#### Material for this task

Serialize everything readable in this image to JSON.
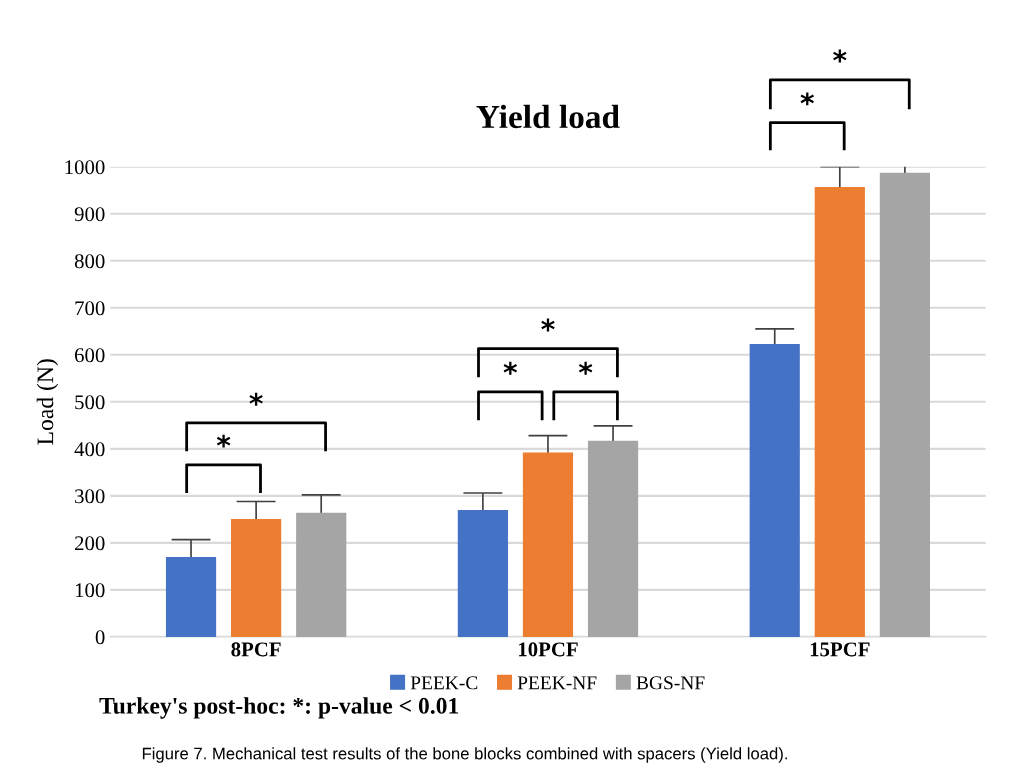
{
  "chart_data": {
    "type": "bar",
    "title": "Yield load",
    "ylabel": "Load (N)",
    "categories": [
      "8PCF",
      "10PCF",
      "15PCF"
    ],
    "series": [
      {
        "name": "PEEK-C",
        "color": "#4472c4",
        "values": [
          170,
          270,
          623
        ],
        "errors": [
          37,
          36,
          32
        ]
      },
      {
        "name": "PEEK-NF",
        "color": "#ed7d31",
        "values": [
          251,
          392,
          957
        ],
        "errors": [
          37,
          36,
          43
        ]
      },
      {
        "name": "BGS-NF",
        "color": "#a5a5a5",
        "values": [
          264,
          417,
          987
        ],
        "errors": [
          38,
          32,
          41
        ]
      }
    ],
    "ylim": [
      0,
      1000
    ],
    "yticks": [
      0,
      100,
      200,
      300,
      400,
      500,
      600,
      700,
      800,
      900,
      1000
    ],
    "grid": "y",
    "legend": "bottom",
    "annotations": [
      "*",
      "*",
      "*",
      "*",
      "*",
      "*",
      "*",
      "Turkey's post-hoc: *: p-value < 0.01",
      "Figure 7. Mechanical test results of the bone blocks combined with spacers (Yield load)."
    ]
  }
}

########

# Task to complete:
Where a line above includes "Yield", copy that line.

# Result:
    "title": "Yield load",
      "Figure 7. Mechanical test results of the bone blocks combined with spacers (Yield load)."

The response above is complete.